-- start INPUT FOR THIS TASK --

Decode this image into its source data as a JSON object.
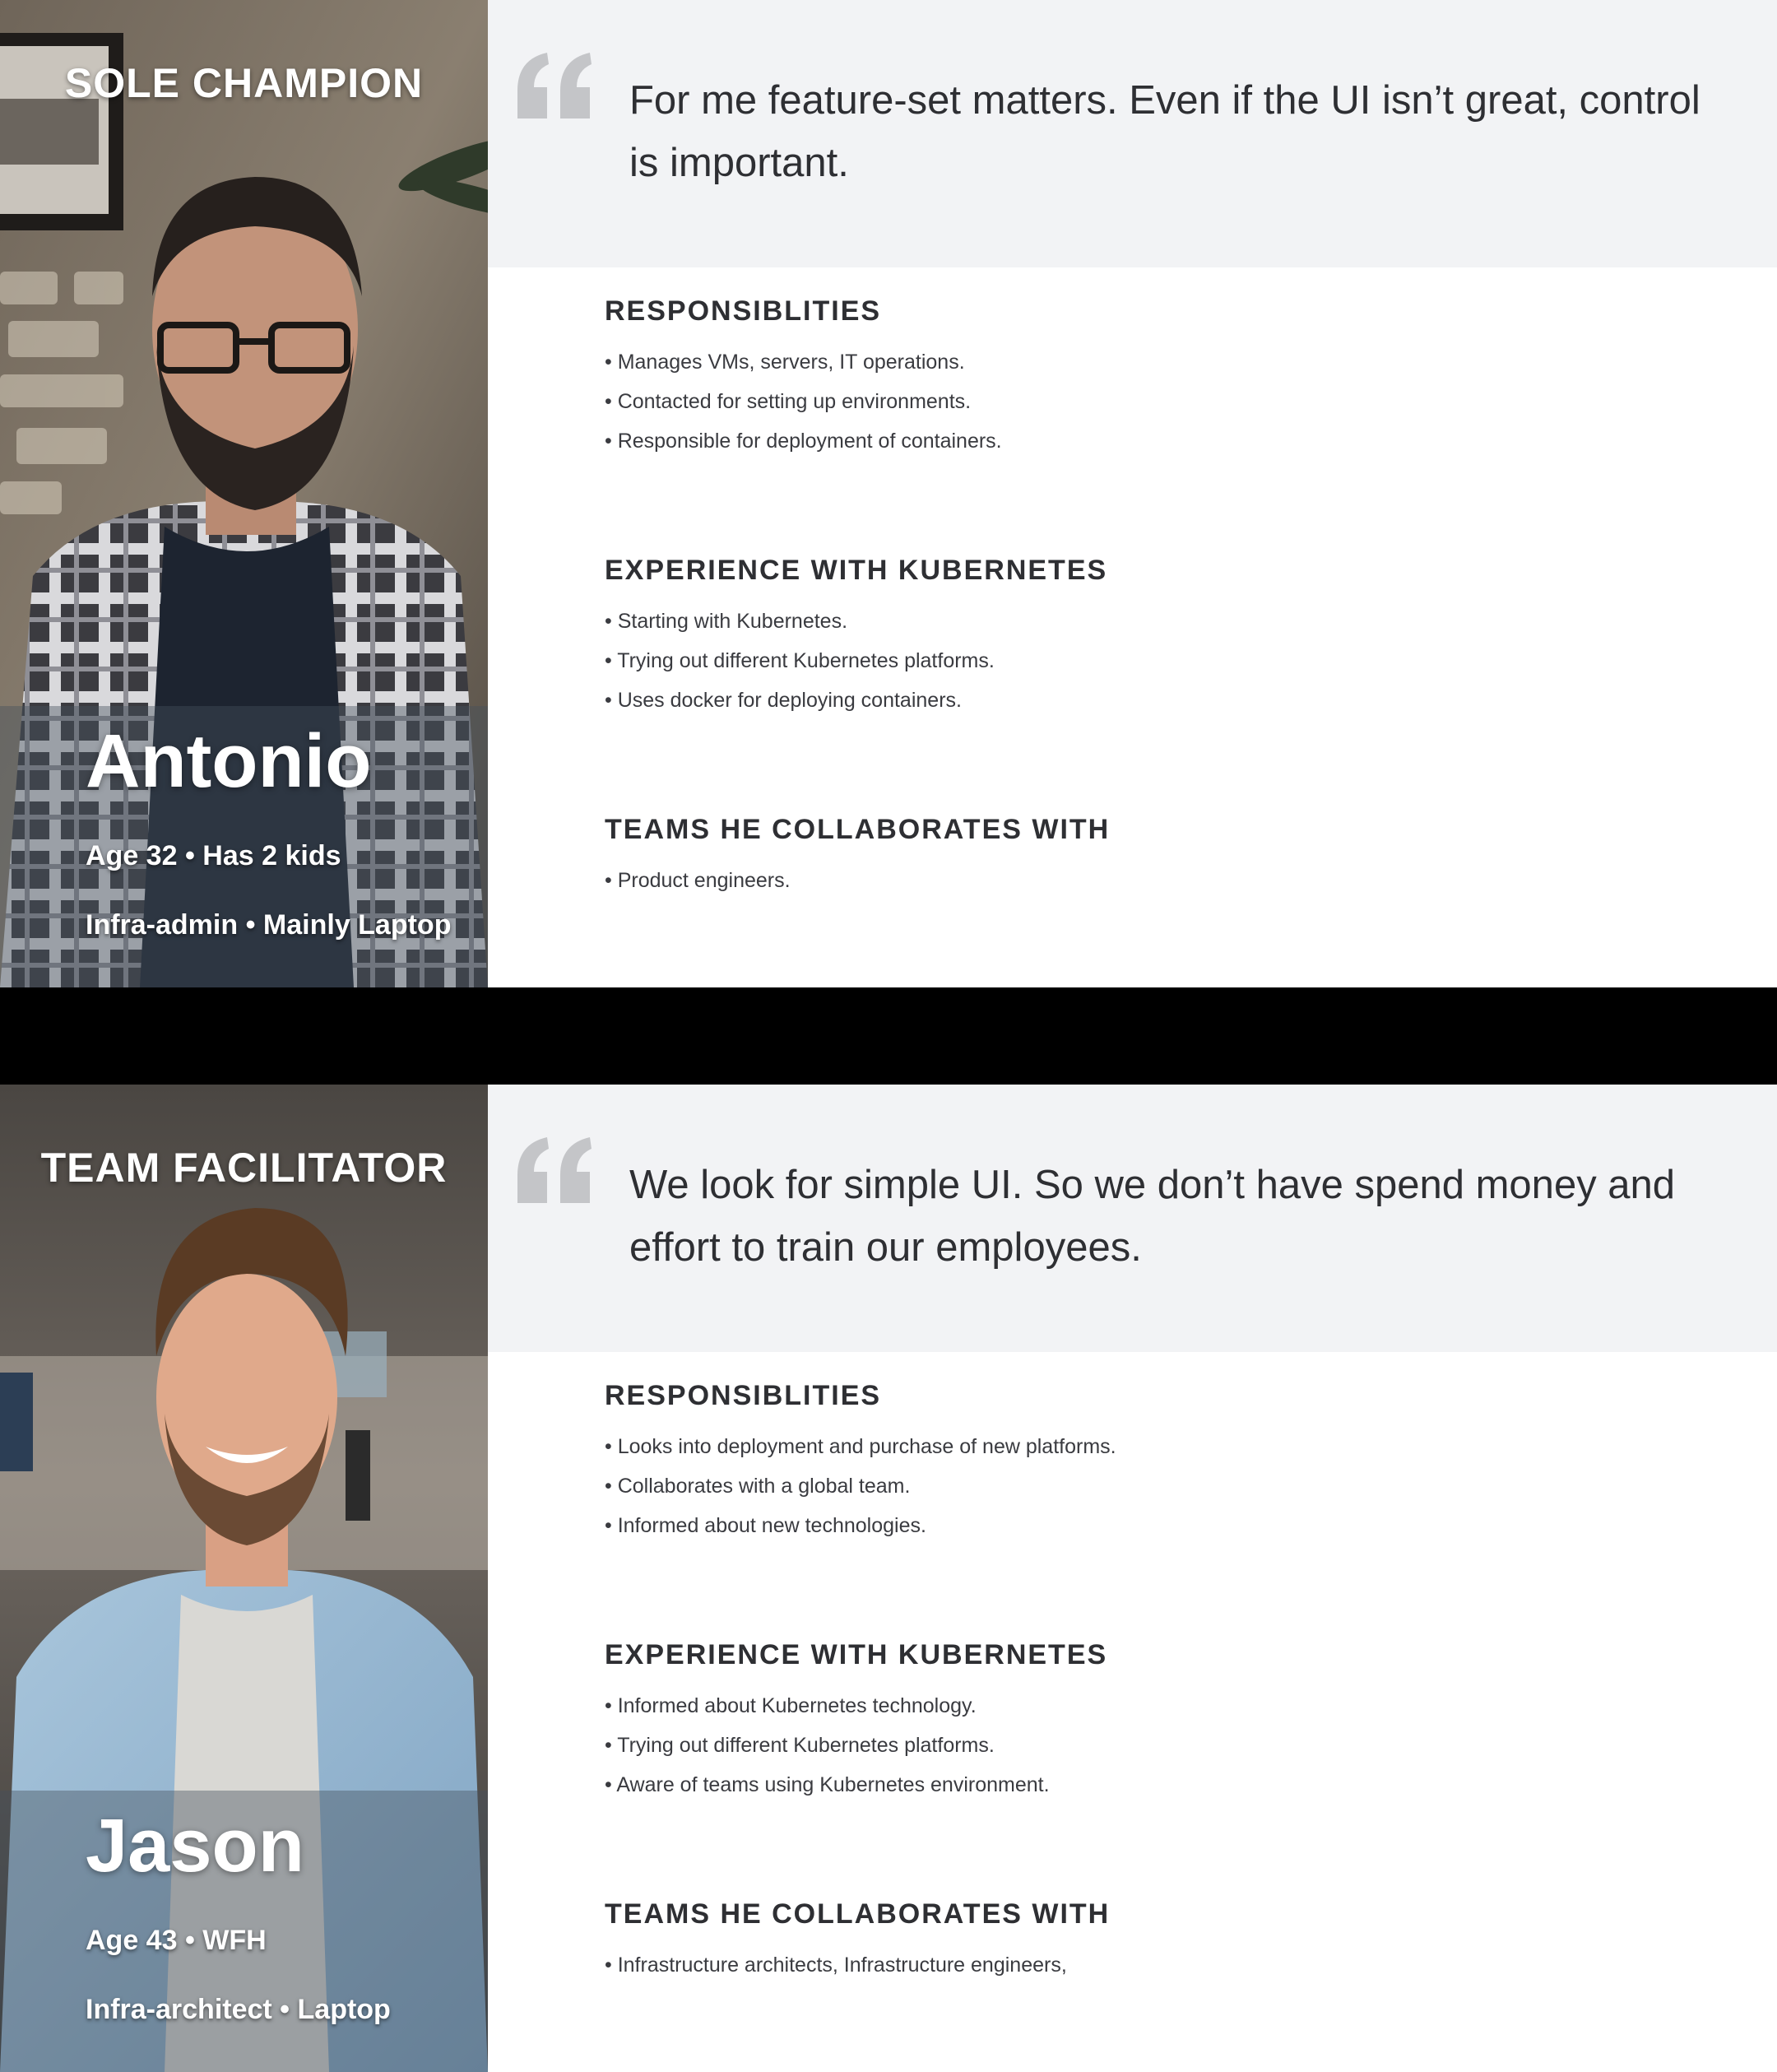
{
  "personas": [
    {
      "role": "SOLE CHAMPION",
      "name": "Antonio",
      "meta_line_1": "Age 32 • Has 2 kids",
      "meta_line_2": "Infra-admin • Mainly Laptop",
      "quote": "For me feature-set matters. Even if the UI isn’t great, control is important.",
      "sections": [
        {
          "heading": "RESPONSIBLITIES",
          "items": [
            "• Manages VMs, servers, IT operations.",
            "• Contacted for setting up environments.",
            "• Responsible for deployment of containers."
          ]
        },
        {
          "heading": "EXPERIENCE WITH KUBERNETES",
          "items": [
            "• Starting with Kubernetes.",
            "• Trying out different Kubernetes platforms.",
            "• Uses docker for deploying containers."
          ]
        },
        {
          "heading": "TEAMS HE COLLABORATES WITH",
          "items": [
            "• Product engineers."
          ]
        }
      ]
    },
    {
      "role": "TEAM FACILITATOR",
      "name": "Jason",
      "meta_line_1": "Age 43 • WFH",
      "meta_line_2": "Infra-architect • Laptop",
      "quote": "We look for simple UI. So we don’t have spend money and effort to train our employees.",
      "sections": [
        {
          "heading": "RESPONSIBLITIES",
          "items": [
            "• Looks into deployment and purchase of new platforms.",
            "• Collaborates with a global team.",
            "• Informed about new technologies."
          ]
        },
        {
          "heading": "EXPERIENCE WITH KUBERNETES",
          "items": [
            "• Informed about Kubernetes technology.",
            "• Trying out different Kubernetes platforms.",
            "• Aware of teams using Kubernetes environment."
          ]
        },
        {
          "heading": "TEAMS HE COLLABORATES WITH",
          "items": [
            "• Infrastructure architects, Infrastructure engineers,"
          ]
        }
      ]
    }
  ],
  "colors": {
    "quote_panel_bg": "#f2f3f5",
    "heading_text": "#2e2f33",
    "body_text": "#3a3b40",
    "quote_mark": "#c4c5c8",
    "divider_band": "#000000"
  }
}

-- end INPUT FOR THIS TASK --
-- start INPUT FOR THIS TASK --

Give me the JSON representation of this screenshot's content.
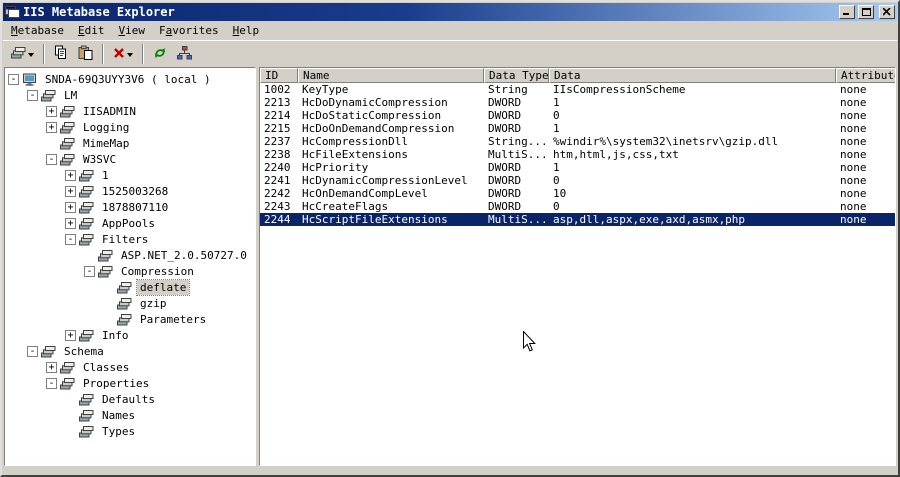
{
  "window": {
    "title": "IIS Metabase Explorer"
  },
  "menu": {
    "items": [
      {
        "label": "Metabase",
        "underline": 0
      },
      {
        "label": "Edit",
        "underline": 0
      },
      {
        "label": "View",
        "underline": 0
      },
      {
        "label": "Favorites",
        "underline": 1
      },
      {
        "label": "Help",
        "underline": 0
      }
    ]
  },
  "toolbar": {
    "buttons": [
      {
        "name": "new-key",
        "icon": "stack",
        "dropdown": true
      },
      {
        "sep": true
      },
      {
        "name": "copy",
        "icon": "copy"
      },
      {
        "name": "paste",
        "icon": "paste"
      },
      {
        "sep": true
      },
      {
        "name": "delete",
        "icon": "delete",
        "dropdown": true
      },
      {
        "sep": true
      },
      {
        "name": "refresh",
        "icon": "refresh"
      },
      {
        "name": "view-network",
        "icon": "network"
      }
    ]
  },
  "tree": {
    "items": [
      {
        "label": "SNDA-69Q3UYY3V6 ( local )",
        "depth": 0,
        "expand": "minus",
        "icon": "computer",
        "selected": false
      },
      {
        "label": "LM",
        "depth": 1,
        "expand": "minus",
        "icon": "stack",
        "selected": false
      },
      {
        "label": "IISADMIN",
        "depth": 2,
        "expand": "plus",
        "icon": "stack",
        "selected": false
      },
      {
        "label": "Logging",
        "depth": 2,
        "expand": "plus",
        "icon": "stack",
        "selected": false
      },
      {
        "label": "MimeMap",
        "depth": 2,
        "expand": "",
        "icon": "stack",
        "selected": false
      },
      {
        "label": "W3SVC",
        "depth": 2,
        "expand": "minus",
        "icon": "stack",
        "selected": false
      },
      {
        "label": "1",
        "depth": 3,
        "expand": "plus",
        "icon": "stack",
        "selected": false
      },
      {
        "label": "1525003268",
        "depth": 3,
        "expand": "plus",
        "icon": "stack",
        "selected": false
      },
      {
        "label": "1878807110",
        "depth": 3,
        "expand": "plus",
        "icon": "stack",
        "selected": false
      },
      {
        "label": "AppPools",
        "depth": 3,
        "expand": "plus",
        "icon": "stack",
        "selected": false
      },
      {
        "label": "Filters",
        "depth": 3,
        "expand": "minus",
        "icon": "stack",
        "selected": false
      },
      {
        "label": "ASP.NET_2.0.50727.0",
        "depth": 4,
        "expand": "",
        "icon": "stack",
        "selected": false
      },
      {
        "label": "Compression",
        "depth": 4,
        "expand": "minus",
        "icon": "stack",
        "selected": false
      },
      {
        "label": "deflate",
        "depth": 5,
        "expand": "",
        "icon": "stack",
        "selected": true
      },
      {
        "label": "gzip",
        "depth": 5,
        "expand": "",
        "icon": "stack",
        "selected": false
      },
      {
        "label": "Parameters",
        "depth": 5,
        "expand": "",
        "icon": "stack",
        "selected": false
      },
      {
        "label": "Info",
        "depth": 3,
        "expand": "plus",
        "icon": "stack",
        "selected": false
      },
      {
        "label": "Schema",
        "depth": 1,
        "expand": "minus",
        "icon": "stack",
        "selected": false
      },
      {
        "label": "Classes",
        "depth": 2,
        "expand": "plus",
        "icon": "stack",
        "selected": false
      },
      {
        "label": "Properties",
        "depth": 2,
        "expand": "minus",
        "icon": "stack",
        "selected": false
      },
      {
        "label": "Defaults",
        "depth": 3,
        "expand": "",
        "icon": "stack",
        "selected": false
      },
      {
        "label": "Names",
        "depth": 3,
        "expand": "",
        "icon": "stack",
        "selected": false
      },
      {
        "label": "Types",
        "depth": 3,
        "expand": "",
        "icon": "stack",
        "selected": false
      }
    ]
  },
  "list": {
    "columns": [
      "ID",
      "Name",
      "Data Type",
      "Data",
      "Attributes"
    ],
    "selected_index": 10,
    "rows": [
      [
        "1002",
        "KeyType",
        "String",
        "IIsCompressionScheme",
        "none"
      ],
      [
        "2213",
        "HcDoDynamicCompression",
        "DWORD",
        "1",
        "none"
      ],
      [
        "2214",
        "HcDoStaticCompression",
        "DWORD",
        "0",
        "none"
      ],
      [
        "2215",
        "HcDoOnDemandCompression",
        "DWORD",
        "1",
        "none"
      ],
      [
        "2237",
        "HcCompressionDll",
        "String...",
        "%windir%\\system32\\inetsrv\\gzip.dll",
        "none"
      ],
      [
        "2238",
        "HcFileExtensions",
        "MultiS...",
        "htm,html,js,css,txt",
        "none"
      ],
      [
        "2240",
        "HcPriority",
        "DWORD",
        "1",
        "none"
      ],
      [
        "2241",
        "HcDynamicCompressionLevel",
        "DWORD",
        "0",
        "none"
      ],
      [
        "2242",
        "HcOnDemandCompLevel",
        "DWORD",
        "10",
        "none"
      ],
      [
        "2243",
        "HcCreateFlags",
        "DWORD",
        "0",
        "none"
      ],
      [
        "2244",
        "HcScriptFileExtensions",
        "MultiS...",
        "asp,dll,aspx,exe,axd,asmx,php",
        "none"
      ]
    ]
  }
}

-- end INPUT FOR THIS TASK --
-- start INPUT FOR THIS TASK --

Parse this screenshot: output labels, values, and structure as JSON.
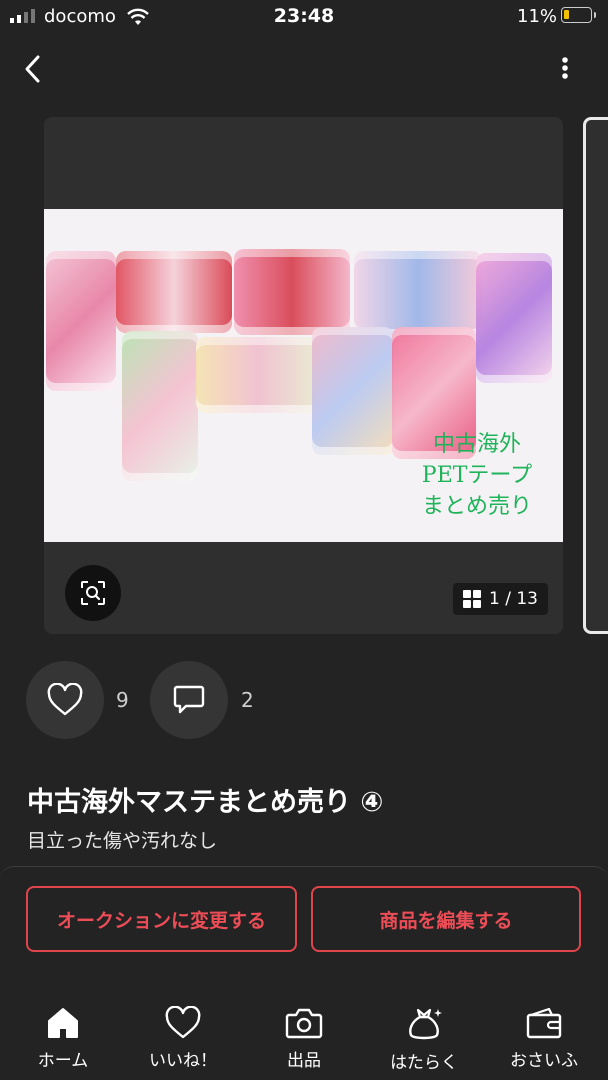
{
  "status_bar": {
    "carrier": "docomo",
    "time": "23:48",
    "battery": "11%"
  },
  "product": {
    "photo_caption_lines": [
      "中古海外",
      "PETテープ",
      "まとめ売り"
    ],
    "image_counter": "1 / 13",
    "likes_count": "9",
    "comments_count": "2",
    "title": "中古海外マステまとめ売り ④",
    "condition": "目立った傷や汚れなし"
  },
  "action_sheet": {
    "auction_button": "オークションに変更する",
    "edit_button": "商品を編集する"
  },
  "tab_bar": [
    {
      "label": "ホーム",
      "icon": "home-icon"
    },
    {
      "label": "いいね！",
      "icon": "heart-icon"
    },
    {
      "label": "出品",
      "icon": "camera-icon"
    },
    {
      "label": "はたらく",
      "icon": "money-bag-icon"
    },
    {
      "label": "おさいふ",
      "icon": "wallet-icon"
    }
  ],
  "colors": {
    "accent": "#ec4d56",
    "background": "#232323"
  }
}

-- end INPUT FOR THIS TASK --

Collect the lines that hold "into".

◆ FULL ANSWER ◆
Decode this image into its source data as a JSON object.
            "• Looks into deployment and purchase of new platforms.",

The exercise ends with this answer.